**Data shown**.
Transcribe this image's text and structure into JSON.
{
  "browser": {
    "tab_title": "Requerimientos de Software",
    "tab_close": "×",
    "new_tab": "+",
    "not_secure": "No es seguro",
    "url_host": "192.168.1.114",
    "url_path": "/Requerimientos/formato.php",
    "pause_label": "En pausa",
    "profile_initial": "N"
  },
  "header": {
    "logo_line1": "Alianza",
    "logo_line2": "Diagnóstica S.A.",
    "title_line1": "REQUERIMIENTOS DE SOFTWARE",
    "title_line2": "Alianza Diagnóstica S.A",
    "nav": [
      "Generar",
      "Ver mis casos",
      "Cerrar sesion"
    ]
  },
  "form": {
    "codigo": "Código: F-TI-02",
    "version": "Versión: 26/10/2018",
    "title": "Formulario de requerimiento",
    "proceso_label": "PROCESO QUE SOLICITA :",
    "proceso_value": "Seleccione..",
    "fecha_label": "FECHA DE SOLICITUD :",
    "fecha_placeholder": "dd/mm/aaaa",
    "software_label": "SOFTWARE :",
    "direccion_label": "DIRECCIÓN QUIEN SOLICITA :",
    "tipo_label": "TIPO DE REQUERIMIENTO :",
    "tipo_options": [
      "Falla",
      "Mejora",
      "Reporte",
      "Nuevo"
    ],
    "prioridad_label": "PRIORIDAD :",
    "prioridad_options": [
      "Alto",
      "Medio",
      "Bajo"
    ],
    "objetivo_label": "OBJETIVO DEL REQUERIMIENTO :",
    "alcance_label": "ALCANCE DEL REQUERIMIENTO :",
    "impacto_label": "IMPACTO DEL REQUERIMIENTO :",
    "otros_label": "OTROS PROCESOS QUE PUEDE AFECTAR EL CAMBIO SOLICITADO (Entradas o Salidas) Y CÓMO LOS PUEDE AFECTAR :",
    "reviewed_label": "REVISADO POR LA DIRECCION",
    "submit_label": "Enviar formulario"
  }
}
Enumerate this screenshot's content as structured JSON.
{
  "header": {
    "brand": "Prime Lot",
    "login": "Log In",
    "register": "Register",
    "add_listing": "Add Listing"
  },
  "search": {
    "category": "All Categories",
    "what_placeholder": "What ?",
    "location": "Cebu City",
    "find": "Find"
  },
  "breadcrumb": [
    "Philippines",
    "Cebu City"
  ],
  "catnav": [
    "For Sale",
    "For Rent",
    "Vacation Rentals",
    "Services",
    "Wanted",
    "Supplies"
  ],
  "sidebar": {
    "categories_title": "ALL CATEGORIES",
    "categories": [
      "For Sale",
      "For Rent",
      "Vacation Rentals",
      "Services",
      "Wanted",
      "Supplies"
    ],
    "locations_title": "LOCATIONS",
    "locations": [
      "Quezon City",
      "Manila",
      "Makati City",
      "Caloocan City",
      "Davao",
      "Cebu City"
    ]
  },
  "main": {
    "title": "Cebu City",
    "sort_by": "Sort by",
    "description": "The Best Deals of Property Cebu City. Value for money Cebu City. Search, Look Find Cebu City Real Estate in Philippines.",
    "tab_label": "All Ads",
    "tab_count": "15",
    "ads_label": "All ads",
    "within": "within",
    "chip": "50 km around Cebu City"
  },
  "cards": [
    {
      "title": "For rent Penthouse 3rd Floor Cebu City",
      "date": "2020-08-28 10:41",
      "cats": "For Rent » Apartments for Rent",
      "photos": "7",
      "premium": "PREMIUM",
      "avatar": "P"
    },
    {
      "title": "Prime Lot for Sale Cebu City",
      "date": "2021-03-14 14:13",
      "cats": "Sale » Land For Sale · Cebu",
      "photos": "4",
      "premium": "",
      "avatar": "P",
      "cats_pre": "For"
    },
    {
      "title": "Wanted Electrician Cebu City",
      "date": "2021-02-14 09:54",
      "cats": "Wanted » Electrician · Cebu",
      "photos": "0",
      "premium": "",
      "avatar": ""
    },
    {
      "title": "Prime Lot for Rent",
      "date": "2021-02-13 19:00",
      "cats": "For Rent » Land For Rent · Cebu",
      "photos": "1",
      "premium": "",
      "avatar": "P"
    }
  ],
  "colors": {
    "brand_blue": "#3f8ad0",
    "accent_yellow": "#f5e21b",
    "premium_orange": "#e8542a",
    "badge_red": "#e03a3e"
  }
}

**The exercise**.
Copy all the records above exactly, missing none.

**Answer to the task**.
Transcribe this image's text and structure into JSON.
{
  "browser": {
    "tab_title": "Requerimientos de Software",
    "tab_close": "×",
    "new_tab": "+",
    "not_secure": "No es seguro",
    "url_host": "192.168.1.114",
    "url_path": "/Requerimientos/formato.php",
    "pause_label": "En pausa",
    "profile_initial": "N"
  },
  "header": {
    "logo_line1": "Alianza",
    "logo_line2": "Diagnóstica S.A.",
    "title_line1": "REQUERIMIENTOS DE SOFTWARE",
    "title_line2": "Alianza Diagnóstica S.A",
    "nav": [
      "Generar",
      "Ver mis casos",
      "Cerrar sesion"
    ]
  },
  "form": {
    "codigo": "Código: F-TI-02",
    "version": "Versión: 26/10/2018",
    "title": "Formulario de requerimiento",
    "proceso_label": "PROCESO QUE SOLICITA :",
    "proceso_value": "Seleccione..",
    "fecha_label": "FECHA DE SOLICITUD :",
    "fecha_placeholder": "dd/mm/aaaa",
    "software_label": "SOFTWARE :",
    "direccion_label": "DIRECCIÓN QUIEN SOLICITA :",
    "tipo_label": "TIPO DE REQUERIMIENTO :",
    "tipo_options": [
      "Falla",
      "Mejora",
      "Reporte",
      "Nuevo"
    ],
    "prioridad_label": "PRIORIDAD :",
    "prioridad_options": [
      "Alto",
      "Medio",
      "Bajo"
    ],
    "objetivo_label": "OBJETIVO DEL REQUERIMIENTO :",
    "alcance_label": "ALCANCE DEL REQUERIMIENTO :",
    "impacto_label": "IMPACTO DEL REQUERIMIENTO :",
    "otros_label": "OTROS PROCESOS QUE PUEDE AFECTAR EL CAMBIO SOLICITADO (Entradas o Salidas) Y CÓMO LOS PUEDE AFECTAR :",
    "reviewed_label": "REVISADO POR LA DIRECCION",
    "submit_label": "Enviar formulario"
  }
}
Enumerate this screenshot's content as structured JSON.
{
  "header": {
    "brand": "Prime Lot",
    "login": "Log In",
    "register": "Register",
    "add_listing": "Add Listing"
  },
  "search": {
    "category": "All Categories",
    "what_placeholder": "What ?",
    "location": "Cebu City",
    "find": "Find"
  },
  "breadcrumb": [
    "Philippines",
    "Cebu City"
  ],
  "catnav": [
    "For Sale",
    "For Rent",
    "Vacation Rentals",
    "Services",
    "Wanted",
    "Supplies"
  ],
  "sidebar": {
    "categories_title": "ALL CATEGORIES",
    "categories": [
      "For Sale",
      "For Rent",
      "Vacation Rentals",
      "Services",
      "Wanted",
      "Supplies"
    ],
    "locations_title": "LOCATIONS",
    "locations": [
      "Quezon City",
      "Manila",
      "Makati City",
      "Caloocan City",
      "Davao",
      "Cebu City"
    ]
  },
  "main": {
    "title": "Cebu City",
    "sort_by": "Sort by",
    "description": "The Best Deals of Property Cebu City. Value for money Cebu City. Search, Look Find Cebu City Real Estate in Philippines.",
    "tab_label": "All Ads",
    "tab_count": "15",
    "ads_label": "All ads",
    "within": "within",
    "chip": "50 km around Cebu City"
  },
  "cards": [
    {
      "title": "For rent Penthouse 3rd Floor Cebu City",
      "date": "2020-08-28 10:41",
      "cats": "For Rent » Apartments for Rent",
      "photos": "7",
      "premium": "PREMIUM",
      "avatar": "P"
    },
    {
      "title": "Prime Lot for Sale Cebu City",
      "date": "2021-03-14 14:13",
      "cats": "Sale » Land For Sale · Cebu",
      "photos": "4",
      "premium": "",
      "avatar": "P",
      "cats_pre": "For"
    },
    {
      "title": "Wanted Electrician Cebu City",
      "date": "2021-02-14 09:54",
      "cats": "Wanted » Electrician · Cebu",
      "photos": "0",
      "premium": "",
      "avatar": ""
    },
    {
      "title": "Prime Lot for Rent",
      "date": "2021-02-13 19:00",
      "cats": "For Rent » Land For Rent · Cebu",
      "photos": "1",
      "premium": "",
      "avatar": "P"
    }
  ],
  "colors": {
    "brand_blue": "#3f8ad0",
    "accent_yellow": "#f5e21b",
    "premium_orange": "#e8542a",
    "badge_red": "#e03a3e"
  }
}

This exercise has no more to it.